-- TASK DETAILS --
Locate the string "Plate" in the records below. Copy every line where it occurs.

-- LISTED ENTRIES --
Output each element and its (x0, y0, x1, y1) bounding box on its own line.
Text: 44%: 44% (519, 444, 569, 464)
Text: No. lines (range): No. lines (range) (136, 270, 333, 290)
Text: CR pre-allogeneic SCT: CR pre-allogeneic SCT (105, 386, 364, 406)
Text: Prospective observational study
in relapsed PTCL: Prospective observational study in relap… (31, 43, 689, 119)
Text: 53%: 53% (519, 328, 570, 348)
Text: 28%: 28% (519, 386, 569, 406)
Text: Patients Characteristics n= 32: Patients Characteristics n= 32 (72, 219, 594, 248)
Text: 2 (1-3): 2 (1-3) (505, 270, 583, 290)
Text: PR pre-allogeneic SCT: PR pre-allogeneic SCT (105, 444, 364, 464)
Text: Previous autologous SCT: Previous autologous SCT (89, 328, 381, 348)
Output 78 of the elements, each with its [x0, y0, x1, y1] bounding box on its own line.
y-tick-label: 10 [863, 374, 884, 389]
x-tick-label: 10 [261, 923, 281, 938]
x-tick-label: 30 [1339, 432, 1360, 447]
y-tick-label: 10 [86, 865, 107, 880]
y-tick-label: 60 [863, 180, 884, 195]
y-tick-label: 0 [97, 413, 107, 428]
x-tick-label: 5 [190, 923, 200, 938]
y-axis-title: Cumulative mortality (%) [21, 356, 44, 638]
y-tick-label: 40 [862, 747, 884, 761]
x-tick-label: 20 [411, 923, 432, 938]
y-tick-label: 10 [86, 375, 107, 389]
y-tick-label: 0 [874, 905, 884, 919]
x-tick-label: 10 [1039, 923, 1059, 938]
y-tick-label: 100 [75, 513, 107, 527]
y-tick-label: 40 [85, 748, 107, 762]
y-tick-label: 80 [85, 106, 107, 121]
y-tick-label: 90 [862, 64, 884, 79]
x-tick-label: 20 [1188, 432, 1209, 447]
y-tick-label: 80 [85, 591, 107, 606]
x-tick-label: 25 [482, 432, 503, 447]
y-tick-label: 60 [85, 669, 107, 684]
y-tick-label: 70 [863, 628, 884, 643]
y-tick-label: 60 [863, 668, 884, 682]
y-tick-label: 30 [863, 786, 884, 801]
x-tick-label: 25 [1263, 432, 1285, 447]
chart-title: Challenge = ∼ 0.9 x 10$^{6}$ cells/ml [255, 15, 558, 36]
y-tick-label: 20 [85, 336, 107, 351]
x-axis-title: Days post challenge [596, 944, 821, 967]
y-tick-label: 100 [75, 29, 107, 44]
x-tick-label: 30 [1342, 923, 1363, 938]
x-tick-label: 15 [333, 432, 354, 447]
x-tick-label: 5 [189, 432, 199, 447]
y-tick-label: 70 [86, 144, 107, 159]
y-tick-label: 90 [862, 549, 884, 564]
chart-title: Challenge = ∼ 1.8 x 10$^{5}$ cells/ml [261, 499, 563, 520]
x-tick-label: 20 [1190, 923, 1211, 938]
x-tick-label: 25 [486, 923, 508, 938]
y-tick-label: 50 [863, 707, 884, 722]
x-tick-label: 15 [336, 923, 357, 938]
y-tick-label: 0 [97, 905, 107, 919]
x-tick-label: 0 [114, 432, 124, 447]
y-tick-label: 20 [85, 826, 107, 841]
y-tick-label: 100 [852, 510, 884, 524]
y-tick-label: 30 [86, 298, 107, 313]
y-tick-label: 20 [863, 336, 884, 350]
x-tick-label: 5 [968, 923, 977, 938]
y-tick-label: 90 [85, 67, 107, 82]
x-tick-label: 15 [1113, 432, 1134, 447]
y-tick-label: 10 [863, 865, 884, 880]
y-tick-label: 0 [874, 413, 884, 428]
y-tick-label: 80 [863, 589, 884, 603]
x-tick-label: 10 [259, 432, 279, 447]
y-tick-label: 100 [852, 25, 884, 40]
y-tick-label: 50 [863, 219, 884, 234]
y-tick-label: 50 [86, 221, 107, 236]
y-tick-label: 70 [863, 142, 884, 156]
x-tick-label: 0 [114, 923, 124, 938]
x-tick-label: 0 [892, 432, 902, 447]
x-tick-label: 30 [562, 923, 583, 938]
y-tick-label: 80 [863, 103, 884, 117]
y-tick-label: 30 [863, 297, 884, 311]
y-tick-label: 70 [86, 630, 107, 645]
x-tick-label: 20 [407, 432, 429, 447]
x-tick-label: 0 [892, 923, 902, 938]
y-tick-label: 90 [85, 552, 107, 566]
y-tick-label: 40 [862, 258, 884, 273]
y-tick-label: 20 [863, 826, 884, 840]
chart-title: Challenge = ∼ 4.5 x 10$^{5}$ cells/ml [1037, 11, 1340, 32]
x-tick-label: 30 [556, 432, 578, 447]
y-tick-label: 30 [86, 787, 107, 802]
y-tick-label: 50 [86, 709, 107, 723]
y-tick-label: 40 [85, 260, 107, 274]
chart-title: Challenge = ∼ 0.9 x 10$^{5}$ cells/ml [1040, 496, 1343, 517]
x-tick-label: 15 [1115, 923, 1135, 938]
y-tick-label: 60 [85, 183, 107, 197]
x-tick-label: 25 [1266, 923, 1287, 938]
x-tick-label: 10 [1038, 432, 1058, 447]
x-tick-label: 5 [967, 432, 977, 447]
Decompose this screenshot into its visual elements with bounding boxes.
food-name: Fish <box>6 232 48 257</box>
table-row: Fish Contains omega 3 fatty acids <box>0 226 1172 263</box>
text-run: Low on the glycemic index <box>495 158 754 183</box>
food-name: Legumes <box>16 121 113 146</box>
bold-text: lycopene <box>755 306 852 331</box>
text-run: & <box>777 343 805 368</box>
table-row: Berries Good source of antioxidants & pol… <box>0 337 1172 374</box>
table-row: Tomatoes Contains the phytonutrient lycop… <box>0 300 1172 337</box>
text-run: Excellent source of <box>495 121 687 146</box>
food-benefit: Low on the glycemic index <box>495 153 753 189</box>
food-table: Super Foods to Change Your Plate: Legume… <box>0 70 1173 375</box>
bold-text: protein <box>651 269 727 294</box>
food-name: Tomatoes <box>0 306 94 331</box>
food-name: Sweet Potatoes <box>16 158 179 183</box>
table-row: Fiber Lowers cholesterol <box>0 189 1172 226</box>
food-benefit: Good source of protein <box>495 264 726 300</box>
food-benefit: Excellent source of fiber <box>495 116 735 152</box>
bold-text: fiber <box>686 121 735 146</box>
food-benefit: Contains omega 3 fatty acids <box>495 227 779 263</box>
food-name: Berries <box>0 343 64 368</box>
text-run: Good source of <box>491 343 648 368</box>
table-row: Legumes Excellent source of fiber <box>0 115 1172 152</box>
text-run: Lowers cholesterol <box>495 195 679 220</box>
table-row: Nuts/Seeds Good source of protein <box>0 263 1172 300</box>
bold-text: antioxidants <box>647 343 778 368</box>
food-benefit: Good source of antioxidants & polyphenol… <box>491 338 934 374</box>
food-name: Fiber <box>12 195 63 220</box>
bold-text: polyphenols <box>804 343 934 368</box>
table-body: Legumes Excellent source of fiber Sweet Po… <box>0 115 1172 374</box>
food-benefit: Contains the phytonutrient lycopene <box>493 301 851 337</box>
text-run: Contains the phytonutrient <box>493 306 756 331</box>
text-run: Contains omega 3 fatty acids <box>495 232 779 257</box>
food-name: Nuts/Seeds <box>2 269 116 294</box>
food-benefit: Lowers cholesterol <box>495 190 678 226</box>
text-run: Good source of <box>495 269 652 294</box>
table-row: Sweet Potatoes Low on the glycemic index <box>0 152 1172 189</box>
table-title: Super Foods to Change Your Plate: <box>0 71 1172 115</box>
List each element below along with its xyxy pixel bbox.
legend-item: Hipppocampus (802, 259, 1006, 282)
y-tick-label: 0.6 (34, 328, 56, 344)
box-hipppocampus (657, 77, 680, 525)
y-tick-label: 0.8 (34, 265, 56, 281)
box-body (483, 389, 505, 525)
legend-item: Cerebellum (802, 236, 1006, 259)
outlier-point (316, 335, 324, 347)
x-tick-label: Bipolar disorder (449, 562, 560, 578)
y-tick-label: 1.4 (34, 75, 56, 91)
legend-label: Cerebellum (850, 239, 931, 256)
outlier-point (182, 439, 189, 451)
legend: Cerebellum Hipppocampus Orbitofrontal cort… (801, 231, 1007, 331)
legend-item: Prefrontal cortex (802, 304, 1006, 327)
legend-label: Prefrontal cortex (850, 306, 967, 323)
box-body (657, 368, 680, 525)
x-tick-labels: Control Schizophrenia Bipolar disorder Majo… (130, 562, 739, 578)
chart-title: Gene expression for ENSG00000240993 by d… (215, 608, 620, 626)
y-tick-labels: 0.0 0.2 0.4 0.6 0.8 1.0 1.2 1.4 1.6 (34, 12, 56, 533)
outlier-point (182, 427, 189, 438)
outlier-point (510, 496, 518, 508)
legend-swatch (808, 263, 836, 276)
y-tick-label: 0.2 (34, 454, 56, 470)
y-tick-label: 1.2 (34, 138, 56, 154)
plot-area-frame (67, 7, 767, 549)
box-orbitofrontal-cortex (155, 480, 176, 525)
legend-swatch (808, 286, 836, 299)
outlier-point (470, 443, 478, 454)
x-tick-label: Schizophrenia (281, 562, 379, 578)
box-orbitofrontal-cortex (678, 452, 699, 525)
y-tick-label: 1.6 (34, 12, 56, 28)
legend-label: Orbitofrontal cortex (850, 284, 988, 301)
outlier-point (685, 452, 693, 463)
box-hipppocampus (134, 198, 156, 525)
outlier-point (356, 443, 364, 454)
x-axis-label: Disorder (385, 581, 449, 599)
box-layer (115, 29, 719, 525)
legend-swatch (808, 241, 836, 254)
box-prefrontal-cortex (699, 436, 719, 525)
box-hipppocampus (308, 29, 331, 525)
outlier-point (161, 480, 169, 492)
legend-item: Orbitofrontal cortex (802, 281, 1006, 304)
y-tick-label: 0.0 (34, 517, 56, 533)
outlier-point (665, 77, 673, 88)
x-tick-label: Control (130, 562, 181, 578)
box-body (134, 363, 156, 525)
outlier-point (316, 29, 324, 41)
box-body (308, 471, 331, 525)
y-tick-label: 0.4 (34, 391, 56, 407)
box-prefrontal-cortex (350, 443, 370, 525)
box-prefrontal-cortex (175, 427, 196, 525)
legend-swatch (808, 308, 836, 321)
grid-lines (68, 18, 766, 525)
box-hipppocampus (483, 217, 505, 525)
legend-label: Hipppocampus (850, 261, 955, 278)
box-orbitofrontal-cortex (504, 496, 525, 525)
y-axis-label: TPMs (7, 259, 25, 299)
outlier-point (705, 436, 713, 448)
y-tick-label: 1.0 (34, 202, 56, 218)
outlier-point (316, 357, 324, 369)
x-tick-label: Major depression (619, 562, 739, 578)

-- RESPONSE BELOW --
food-table: Super Foods to Change Your Plate: Legume… <box>0 70 1173 375</box>
table-title: Super Foods to Change Your Plate: <box>0 71 1172 115</box>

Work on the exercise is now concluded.